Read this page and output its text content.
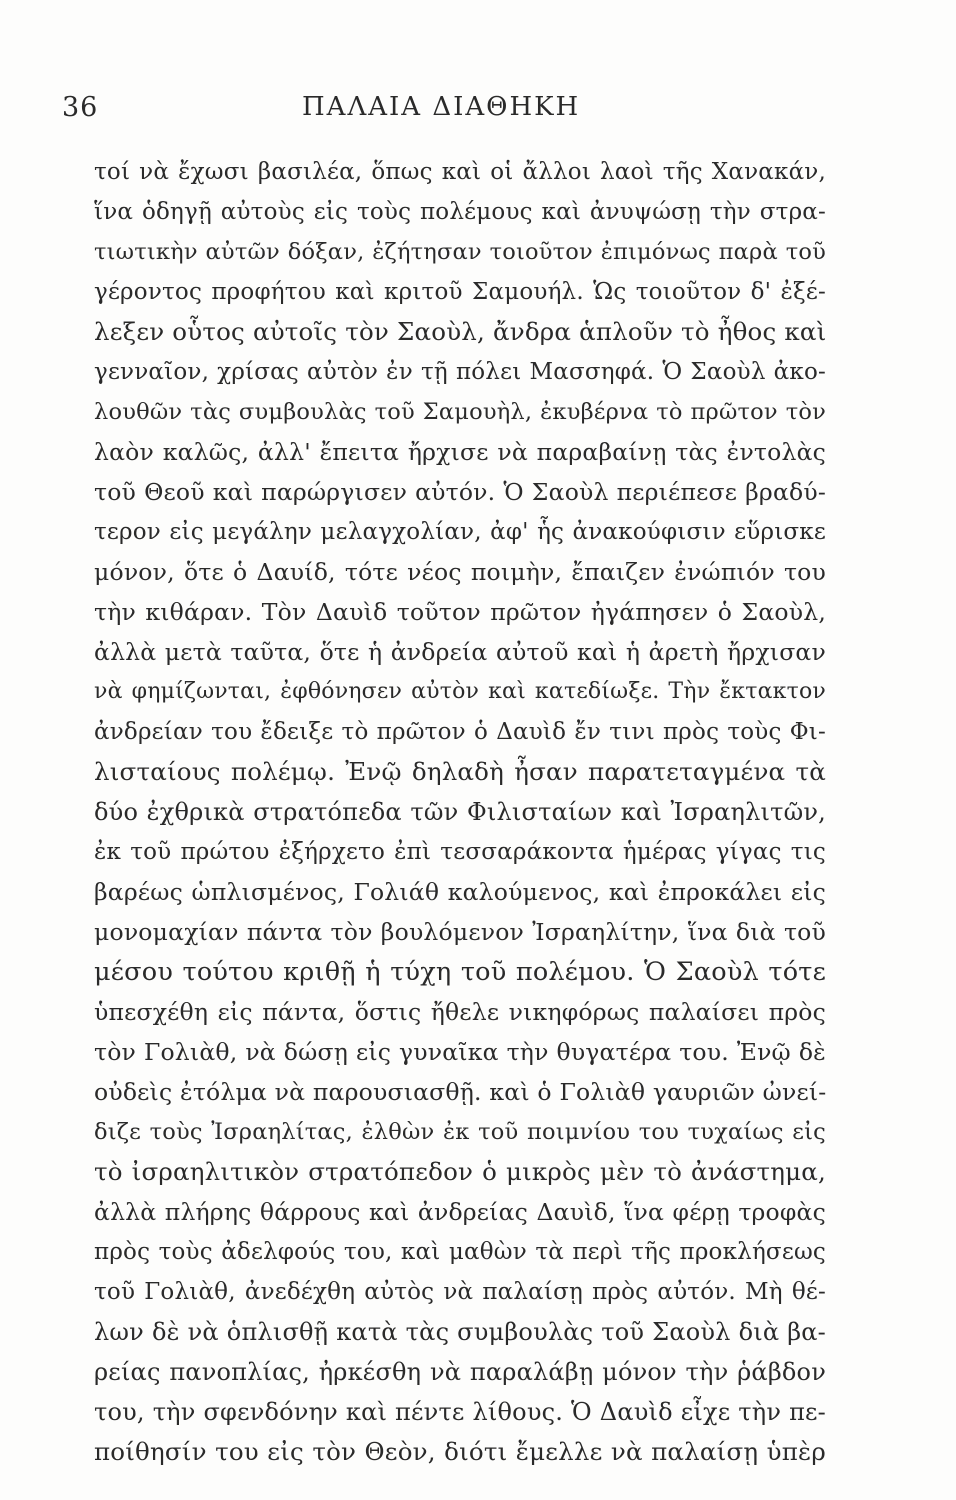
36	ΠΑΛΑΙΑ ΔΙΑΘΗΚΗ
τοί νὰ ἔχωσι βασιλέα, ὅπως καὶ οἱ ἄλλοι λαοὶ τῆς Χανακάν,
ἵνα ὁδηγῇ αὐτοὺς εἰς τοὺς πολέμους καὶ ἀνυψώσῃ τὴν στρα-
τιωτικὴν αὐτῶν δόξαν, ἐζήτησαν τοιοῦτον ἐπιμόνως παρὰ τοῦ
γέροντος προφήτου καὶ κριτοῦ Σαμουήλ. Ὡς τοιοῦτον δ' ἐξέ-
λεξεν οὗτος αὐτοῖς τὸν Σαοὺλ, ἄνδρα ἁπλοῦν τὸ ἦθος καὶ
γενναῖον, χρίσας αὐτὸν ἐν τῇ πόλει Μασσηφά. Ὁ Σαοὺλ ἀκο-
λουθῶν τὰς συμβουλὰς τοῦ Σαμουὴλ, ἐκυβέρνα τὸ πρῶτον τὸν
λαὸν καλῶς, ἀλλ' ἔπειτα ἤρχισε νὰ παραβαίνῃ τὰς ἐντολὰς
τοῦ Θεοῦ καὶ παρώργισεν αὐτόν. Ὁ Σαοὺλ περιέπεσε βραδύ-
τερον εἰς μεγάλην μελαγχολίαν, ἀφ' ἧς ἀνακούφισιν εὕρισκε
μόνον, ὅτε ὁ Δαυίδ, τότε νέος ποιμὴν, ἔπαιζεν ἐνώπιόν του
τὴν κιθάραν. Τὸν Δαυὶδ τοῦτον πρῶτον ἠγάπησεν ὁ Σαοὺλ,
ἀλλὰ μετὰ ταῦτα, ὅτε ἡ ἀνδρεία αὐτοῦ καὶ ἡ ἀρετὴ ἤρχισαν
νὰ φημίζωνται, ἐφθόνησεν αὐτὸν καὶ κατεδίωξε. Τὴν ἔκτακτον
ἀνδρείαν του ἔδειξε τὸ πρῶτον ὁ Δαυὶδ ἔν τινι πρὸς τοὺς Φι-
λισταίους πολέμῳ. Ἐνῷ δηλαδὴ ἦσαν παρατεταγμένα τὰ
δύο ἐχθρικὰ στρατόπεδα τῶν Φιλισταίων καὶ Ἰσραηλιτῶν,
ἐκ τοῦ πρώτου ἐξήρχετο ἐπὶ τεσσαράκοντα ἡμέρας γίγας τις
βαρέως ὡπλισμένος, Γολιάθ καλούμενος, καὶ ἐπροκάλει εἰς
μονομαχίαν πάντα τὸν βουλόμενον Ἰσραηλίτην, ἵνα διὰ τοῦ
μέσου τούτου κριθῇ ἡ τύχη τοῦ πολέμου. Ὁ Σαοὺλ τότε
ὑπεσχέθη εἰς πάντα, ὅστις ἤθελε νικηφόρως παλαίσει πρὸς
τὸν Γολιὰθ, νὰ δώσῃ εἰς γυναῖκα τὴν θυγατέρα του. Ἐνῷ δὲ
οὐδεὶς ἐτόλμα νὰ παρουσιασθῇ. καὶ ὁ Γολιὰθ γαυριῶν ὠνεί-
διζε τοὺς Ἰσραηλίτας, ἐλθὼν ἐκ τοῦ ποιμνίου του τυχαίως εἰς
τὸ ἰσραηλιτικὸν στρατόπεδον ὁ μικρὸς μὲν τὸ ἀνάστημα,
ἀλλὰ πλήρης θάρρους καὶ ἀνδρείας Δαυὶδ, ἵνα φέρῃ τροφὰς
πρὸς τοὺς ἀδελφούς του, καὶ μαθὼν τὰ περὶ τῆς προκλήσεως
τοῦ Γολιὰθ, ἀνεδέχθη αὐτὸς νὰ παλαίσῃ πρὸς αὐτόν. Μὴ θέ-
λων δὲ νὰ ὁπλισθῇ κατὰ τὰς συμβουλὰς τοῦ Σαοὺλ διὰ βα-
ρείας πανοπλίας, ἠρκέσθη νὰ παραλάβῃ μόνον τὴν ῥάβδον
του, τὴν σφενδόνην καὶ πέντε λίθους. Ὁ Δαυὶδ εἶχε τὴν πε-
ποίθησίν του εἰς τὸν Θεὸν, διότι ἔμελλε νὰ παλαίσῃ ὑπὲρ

━━━━━━━━

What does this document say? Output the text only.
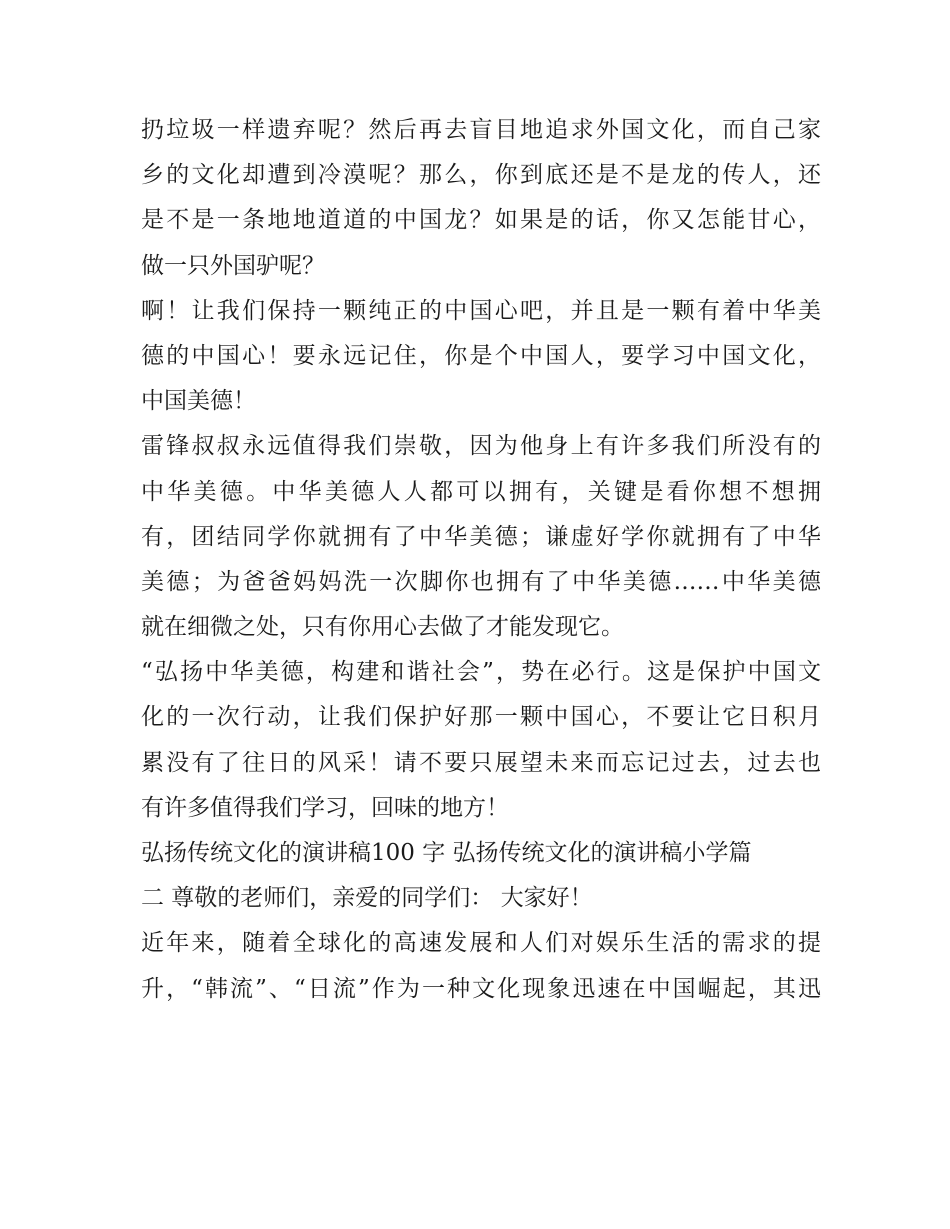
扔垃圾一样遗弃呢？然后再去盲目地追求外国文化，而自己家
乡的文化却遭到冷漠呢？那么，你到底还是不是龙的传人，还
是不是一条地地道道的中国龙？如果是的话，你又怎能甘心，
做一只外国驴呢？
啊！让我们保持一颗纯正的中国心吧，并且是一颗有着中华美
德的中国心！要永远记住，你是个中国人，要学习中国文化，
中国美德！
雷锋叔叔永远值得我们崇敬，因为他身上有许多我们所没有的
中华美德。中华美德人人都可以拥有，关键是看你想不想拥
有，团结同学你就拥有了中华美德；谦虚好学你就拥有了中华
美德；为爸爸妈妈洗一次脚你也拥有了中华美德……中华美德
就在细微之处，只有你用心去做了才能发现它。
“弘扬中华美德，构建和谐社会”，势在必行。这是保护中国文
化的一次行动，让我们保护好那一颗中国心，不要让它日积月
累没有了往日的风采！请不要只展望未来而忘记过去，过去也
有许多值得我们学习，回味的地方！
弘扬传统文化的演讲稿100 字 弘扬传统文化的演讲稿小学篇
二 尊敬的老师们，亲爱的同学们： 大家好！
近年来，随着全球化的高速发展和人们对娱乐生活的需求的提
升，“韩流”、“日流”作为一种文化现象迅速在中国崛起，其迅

━━━━━━━━

→ **EXERCISE**
Using the records above, pull out each line where the word "αὐτόν" occurs.

→ **TASK OUTPUT**
τοῦ Θεοῦ καὶ παρώργισεν αὐτόν. Ὁ Σαοὺλ περιέπεσε βραδύ-
τοῦ Γολιὰθ, ἀνεδέχθη αὐτὸς νὰ παλαίσῃ πρὸς αὐτόν. Μὴ θέ-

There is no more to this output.